Data excerpts:
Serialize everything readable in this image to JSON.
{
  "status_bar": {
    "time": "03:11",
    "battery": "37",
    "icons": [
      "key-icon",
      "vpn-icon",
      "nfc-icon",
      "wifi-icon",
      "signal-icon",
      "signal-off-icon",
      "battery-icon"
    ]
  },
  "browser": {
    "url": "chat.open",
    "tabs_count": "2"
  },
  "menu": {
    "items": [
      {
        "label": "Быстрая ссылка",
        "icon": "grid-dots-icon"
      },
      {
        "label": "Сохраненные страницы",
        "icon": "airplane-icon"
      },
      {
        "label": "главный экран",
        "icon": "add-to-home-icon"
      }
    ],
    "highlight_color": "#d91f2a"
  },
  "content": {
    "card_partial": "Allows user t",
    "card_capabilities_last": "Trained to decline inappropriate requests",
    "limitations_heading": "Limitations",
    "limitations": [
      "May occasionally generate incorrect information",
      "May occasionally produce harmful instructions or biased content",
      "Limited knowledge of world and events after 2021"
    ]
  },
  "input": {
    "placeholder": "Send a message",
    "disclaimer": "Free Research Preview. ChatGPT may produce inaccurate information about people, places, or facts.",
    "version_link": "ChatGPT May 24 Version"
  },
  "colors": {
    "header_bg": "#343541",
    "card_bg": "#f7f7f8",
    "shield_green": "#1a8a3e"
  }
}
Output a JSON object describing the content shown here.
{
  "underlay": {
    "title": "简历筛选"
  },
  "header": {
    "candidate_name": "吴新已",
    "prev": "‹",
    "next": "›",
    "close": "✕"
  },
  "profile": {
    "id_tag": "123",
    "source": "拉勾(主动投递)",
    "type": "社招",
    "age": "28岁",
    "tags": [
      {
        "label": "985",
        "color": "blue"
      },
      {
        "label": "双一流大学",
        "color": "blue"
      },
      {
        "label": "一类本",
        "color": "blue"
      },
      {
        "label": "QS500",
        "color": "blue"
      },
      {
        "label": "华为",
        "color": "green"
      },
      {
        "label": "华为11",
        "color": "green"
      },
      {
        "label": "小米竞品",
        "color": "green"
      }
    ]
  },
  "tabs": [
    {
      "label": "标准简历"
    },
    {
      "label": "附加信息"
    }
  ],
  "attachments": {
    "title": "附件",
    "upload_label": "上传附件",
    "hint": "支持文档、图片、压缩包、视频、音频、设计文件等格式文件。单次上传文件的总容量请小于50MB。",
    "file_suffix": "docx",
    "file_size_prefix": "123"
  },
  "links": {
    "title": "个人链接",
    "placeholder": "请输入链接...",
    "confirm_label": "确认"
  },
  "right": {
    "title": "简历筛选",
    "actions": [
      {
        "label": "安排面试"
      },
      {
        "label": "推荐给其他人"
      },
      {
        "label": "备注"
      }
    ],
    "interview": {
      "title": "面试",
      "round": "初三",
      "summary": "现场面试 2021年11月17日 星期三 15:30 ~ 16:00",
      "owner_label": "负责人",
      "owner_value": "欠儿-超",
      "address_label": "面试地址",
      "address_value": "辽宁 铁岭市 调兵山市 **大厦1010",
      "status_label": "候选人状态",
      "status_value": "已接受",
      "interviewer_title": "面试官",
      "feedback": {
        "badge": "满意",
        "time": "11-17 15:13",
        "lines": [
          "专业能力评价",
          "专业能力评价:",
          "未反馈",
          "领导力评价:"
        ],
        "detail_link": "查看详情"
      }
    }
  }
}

● **EXERCISE GOAL**
Repeat the whole listing exactly, keeping every line intact.

● **WORKED ANSWER**
Serialize everything readable in this image to JSON.
{
  "status_bar": {
    "time": "03:11",
    "battery": "37",
    "icons": [
      "key-icon",
      "vpn-icon",
      "nfc-icon",
      "wifi-icon",
      "signal-icon",
      "signal-off-icon",
      "battery-icon"
    ]
  },
  "browser": {
    "url": "chat.open",
    "tabs_count": "2"
  },
  "menu": {
    "items": [
      {
        "label": "Быстрая ссылка",
        "icon": "grid-dots-icon"
      },
      {
        "label": "Сохраненные страницы",
        "icon": "airplane-icon"
      },
      {
        "label": "главный экран",
        "icon": "add-to-home-icon"
      }
    ],
    "highlight_color": "#d91f2a"
  },
  "content": {
    "card_partial": "Allows user t",
    "card_capabilities_last": "Trained to decline inappropriate requests",
    "limitations_heading": "Limitations",
    "limitations": [
      "May occasionally generate incorrect information",
      "May occasionally produce harmful instructions or biased content",
      "Limited knowledge of world and events after 2021"
    ]
  },
  "input": {
    "placeholder": "Send a message",
    "disclaimer": "Free Research Preview. ChatGPT may produce inaccurate information about people, places, or facts.",
    "version_link": "ChatGPT May 24 Version"
  },
  "colors": {
    "header_bg": "#343541",
    "card_bg": "#f7f7f8",
    "shield_green": "#1a8a3e"
  }
}
Output a JSON object describing the content shown here.
{
  "underlay": {
    "title": "简历筛选"
  },
  "header": {
    "candidate_name": "吴新已",
    "prev": "‹",
    "next": "›",
    "close": "✕"
  },
  "profile": {
    "id_tag": "123",
    "source": "拉勾(主动投递)",
    "type": "社招",
    "age": "28岁",
    "tags": [
      {
        "label": "985",
        "color": "blue"
      },
      {
        "label": "双一流大学",
        "color": "blue"
      },
      {
        "label": "一类本",
        "color": "blue"
      },
      {
        "label": "QS500",
        "color": "blue"
      },
      {
        "label": "华为",
        "color": "green"
      },
      {
        "label": "华为11",
        "color": "green"
      },
      {
        "label": "小米竞品",
        "color": "green"
      }
    ]
  },
  "tabs": [
    {
      "label": "标准简历"
    },
    {
      "label": "附加信息"
    }
  ],
  "attachments": {
    "title": "附件",
    "upload_label": "上传附件",
    "hint": "支持文档、图片、压缩包、视频、音频、设计文件等格式文件。单次上传文件的总容量请小于50MB。",
    "file_suffix": "docx",
    "file_size_prefix": "123"
  },
  "links": {
    "title": "个人链接",
    "placeholder": "请输入链接...",
    "confirm_label": "确认"
  },
  "right": {
    "title": "简历筛选",
    "actions": [
      {
        "label": "安排面试"
      },
      {
        "label": "推荐给其他人"
      },
      {
        "label": "备注"
      }
    ],
    "interview": {
      "title": "面试",
      "round": "初三",
      "summary": "现场面试 2021年11月17日 星期三 15:30 ~ 16:00",
      "owner_label": "负责人",
      "owner_value": "欠儿-超",
      "address_label": "面试地址",
      "address_value": "辽宁 铁岭市 调兵山市 **大厦1010",
      "status_label": "候选人状态",
      "status_value": "已接受",
      "interviewer_title": "面试官",
      "feedback": {
        "badge": "满意",
        "time": "11-17 15:13",
        "lines": [
          "专业能力评价",
          "专业能力评价:",
          "未反馈",
          "领导力评价:"
        ],
        "detail_link": "查看详情"
      }
    }
  }
}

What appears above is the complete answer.